Data provided
=-=-=-=-=

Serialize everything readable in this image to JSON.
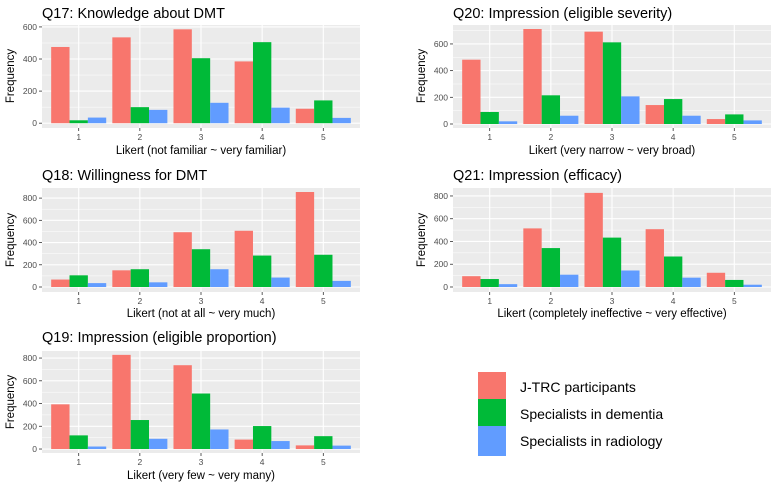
{
  "chart_data": [
    {
      "type": "bar",
      "title": "Q17: Knowledge about DMT",
      "xlabel": "Likert (not familiar ~ very familiar)",
      "ylabel": "Frequency",
      "categories": [
        "1",
        "2",
        "3",
        "4",
        "5"
      ],
      "yticks": [
        0,
        200,
        400,
        600
      ],
      "ylim": [
        -30,
        612
      ],
      "grid": true,
      "series": [
        {
          "name": "J-TRC participants",
          "values": [
            475,
            535,
            585,
            385,
            90
          ]
        },
        {
          "name": "Specialists in dementia",
          "values": [
            18,
            100,
            405,
            505,
            142
          ]
        },
        {
          "name": "Specialists in radiology",
          "values": [
            35,
            83,
            127,
            97,
            33
          ]
        }
      ]
    },
    {
      "type": "bar",
      "title": "Q20: Impression (eligible severity)",
      "xlabel": "Likert (very narrow ~ very broad)",
      "ylabel": "Frequency",
      "categories": [
        "1",
        "2",
        "3",
        "4",
        "5"
      ],
      "yticks": [
        0,
        200,
        400,
        600
      ],
      "ylim": [
        -30,
        742
      ],
      "grid": true,
      "series": [
        {
          "name": "J-TRC participants",
          "values": [
            482,
            712,
            692,
            142,
            37
          ]
        },
        {
          "name": "Specialists in dementia",
          "values": [
            90,
            215,
            612,
            187,
            72
          ]
        },
        {
          "name": "Specialists in radiology",
          "values": [
            20,
            62,
            207,
            62,
            27
          ]
        }
      ]
    },
    {
      "type": "bar",
      "title": "Q18: Willingness for DMT",
      "xlabel": "Likert (not at all ~ very much)",
      "ylabel": "Frequency",
      "categories": [
        "1",
        "2",
        "3",
        "4",
        "5"
      ],
      "yticks": [
        0,
        200,
        400,
        600,
        800
      ],
      "ylim": [
        -45,
        891
      ],
      "grid": true,
      "series": [
        {
          "name": "J-TRC participants",
          "values": [
            67,
            150,
            493,
            506,
            855
          ]
        },
        {
          "name": "Specialists in dementia",
          "values": [
            105,
            160,
            340,
            283,
            290
          ]
        },
        {
          "name": "Specialists in radiology",
          "values": [
            35,
            42,
            160,
            85,
            55
          ]
        }
      ]
    },
    {
      "type": "bar",
      "title": "Q21: Impression (efficacy)",
      "xlabel": "Likert (completely ineffective ~ very effective)",
      "ylabel": "Frequency",
      "categories": [
        "1",
        "2",
        "3",
        "4",
        "5"
      ],
      "yticks": [
        0,
        200,
        400,
        600,
        800
      ],
      "ylim": [
        -44,
        870
      ],
      "grid": true,
      "series": [
        {
          "name": "J-TRC participants",
          "values": [
            95,
            515,
            827,
            508,
            125
          ]
        },
        {
          "name": "Specialists in dementia",
          "values": [
            70,
            342,
            434,
            268,
            62
          ]
        },
        {
          "name": "Specialists in radiology",
          "values": [
            25,
            108,
            145,
            82,
            20
          ]
        }
      ]
    },
    {
      "type": "bar",
      "title": "Q19: Impression (eligible proportion)",
      "xlabel": "Likert (very few ~ very many)",
      "ylabel": "Frequency",
      "categories": [
        "1",
        "2",
        "3",
        "4",
        "5"
      ],
      "yticks": [
        0,
        200,
        400,
        600,
        800
      ],
      "ylim": [
        -35,
        862
      ],
      "grid": true,
      "series": [
        {
          "name": "J-TRC participants",
          "values": [
            393,
            828,
            737,
            83,
            32
          ]
        },
        {
          "name": "Specialists in dementia",
          "values": [
            120,
            255,
            488,
            202,
            113
          ]
        },
        {
          "name": "Specialists in radiology",
          "values": [
            22,
            90,
            172,
            70,
            30
          ]
        }
      ]
    }
  ],
  "legend": {
    "placement": "bottom-right",
    "items": [
      {
        "label": "J-TRC participants",
        "color": "#F8766D"
      },
      {
        "label": "Specialists in dementia",
        "color": "#00BA38"
      },
      {
        "label": "Specialists in radiology",
        "color": "#619CFF"
      }
    ]
  },
  "colors": {
    "panel_bg": "#EBEBEB",
    "grid": "#FFFFFF"
  }
}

=-=-=-=-=

What needs to be done
Leave out the pictures and restate everything else word for word.

Task response
Serialize everything readable in this image to JSON.
{
  "chart_data": [
    {
      "type": "bar",
      "title": "Q17: Knowledge about DMT",
      "xlabel": "Likert (not familiar ~ very familiar)",
      "ylabel": "Frequency",
      "categories": [
        "1",
        "2",
        "3",
        "4",
        "5"
      ],
      "yticks": [
        0,
        200,
        400,
        600
      ],
      "ylim": [
        -30,
        612
      ],
      "grid": true,
      "series": [
        {
          "name": "J-TRC participants",
          "values": [
            475,
            535,
            585,
            385,
            90
          ]
        },
        {
          "name": "Specialists in dementia",
          "values": [
            18,
            100,
            405,
            505,
            142
          ]
        },
        {
          "name": "Specialists in radiology",
          "values": [
            35,
            83,
            127,
            97,
            33
          ]
        }
      ]
    },
    {
      "type": "bar",
      "title": "Q20: Impression (eligible severity)",
      "xlabel": "Likert (very narrow ~ very broad)",
      "ylabel": "Frequency",
      "categories": [
        "1",
        "2",
        "3",
        "4",
        "5"
      ],
      "yticks": [
        0,
        200,
        400,
        600
      ],
      "ylim": [
        -30,
        742
      ],
      "grid": true,
      "series": [
        {
          "name": "J-TRC participants",
          "values": [
            482,
            712,
            692,
            142,
            37
          ]
        },
        {
          "name": "Specialists in dementia",
          "values": [
            90,
            215,
            612,
            187,
            72
          ]
        },
        {
          "name": "Specialists in radiology",
          "values": [
            20,
            62,
            207,
            62,
            27
          ]
        }
      ]
    },
    {
      "type": "bar",
      "title": "Q18: Willingness for DMT",
      "xlabel": "Likert (not at all ~ very much)",
      "ylabel": "Frequency",
      "categories": [
        "1",
        "2",
        "3",
        "4",
        "5"
      ],
      "yticks": [
        0,
        200,
        400,
        600,
        800
      ],
      "ylim": [
        -45,
        891
      ],
      "grid": true,
      "series": [
        {
          "name": "J-TRC participants",
          "values": [
            67,
            150,
            493,
            506,
            855
          ]
        },
        {
          "name": "Specialists in dementia",
          "values": [
            105,
            160,
            340,
            283,
            290
          ]
        },
        {
          "name": "Specialists in radiology",
          "values": [
            35,
            42,
            160,
            85,
            55
          ]
        }
      ]
    },
    {
      "type": "bar",
      "title": "Q21: Impression (efficacy)",
      "xlabel": "Likert (completely ineffective ~ very effective)",
      "ylabel": "Frequency",
      "categories": [
        "1",
        "2",
        "3",
        "4",
        "5"
      ],
      "yticks": [
        0,
        200,
        400,
        600,
        800
      ],
      "ylim": [
        -44,
        870
      ],
      "grid": true,
      "series": [
        {
          "name": "J-TRC participants",
          "values": [
            95,
            515,
            827,
            508,
            125
          ]
        },
        {
          "name": "Specialists in dementia",
          "values": [
            70,
            342,
            434,
            268,
            62
          ]
        },
        {
          "name": "Specialists in radiology",
          "values": [
            25,
            108,
            145,
            82,
            20
          ]
        }
      ]
    },
    {
      "type": "bar",
      "title": "Q19: Impression (eligible proportion)",
      "xlabel": "Likert (very few ~ very many)",
      "ylabel": "Frequency",
      "categories": [
        "1",
        "2",
        "3",
        "4",
        "5"
      ],
      "yticks": [
        0,
        200,
        400,
        600,
        800
      ],
      "ylim": [
        -35,
        862
      ],
      "grid": true,
      "series": [
        {
          "name": "J-TRC participants",
          "values": [
            393,
            828,
            737,
            83,
            32
          ]
        },
        {
          "name": "Specialists in dementia",
          "values": [
            120,
            255,
            488,
            202,
            113
          ]
        },
        {
          "name": "Specialists in radiology",
          "values": [
            22,
            90,
            172,
            70,
            30
          ]
        }
      ]
    }
  ],
  "legend": {
    "placement": "bottom-right",
    "items": [
      {
        "label": "J-TRC participants",
        "color": "#F8766D"
      },
      {
        "label": "Specialists in dementia",
        "color": "#00BA38"
      },
      {
        "label": "Specialists in radiology",
        "color": "#619CFF"
      }
    ]
  },
  "colors": {
    "panel_bg": "#EBEBEB",
    "grid": "#FFFFFF"
  }
}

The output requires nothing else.